Stored data entries:

══════════

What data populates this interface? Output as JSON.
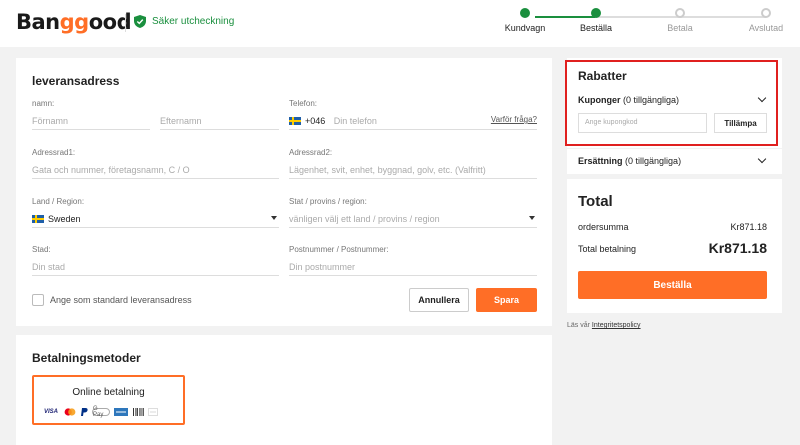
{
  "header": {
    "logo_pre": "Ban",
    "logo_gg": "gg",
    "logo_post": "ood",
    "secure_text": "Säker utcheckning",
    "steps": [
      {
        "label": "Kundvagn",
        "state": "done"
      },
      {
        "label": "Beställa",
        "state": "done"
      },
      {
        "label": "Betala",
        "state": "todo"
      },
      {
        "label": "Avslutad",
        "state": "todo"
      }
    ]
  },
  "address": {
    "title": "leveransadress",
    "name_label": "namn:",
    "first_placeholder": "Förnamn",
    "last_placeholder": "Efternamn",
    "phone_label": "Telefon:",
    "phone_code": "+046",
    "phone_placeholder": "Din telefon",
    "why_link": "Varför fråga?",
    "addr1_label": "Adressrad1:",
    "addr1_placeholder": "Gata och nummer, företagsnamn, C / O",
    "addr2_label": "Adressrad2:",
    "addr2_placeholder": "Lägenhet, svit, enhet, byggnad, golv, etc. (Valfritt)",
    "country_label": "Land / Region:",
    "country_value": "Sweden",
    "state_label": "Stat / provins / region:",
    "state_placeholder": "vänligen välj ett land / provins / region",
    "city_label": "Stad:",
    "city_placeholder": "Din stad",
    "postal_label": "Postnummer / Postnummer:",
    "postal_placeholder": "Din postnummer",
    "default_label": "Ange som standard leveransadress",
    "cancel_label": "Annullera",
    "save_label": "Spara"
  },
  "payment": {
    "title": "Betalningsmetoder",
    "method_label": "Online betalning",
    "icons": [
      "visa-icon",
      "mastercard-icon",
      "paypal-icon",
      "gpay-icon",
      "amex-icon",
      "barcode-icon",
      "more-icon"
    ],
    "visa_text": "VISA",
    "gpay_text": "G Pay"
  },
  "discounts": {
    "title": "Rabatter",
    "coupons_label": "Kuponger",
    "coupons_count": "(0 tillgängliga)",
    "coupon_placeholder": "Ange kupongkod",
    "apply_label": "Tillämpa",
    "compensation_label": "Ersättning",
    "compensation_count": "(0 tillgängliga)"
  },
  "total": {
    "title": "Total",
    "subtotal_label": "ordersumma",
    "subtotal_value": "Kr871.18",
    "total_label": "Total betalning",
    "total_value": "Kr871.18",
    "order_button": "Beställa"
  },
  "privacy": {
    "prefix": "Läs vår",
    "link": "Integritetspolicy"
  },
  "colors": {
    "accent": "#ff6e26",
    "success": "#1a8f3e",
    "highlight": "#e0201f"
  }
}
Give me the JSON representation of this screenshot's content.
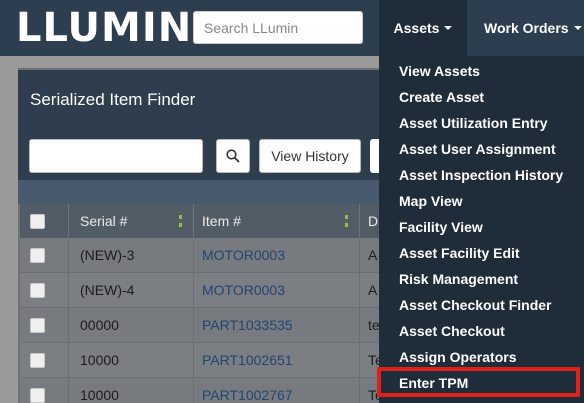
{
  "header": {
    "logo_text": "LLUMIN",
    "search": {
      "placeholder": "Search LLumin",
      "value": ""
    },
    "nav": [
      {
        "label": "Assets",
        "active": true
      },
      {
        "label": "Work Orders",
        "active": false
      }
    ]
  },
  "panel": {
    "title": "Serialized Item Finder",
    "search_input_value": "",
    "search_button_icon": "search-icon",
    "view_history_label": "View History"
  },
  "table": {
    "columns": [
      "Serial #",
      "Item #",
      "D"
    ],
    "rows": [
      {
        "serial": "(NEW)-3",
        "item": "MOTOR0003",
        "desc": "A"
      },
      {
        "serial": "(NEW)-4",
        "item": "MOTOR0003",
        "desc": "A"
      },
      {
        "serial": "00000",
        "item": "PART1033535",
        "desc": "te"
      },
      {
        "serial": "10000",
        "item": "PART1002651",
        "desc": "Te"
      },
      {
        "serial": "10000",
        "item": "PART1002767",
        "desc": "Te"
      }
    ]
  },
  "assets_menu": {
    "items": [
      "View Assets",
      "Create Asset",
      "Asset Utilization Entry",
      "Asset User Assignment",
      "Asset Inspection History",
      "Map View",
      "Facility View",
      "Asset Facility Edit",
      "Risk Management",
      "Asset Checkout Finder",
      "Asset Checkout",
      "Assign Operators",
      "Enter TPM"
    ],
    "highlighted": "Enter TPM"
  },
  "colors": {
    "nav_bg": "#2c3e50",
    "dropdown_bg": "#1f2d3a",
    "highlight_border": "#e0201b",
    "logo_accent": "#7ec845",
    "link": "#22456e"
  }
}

══════════

> [The task] How many lines in the entries contain the string "Ange"? Answer with the number only.

> [Answer below] 2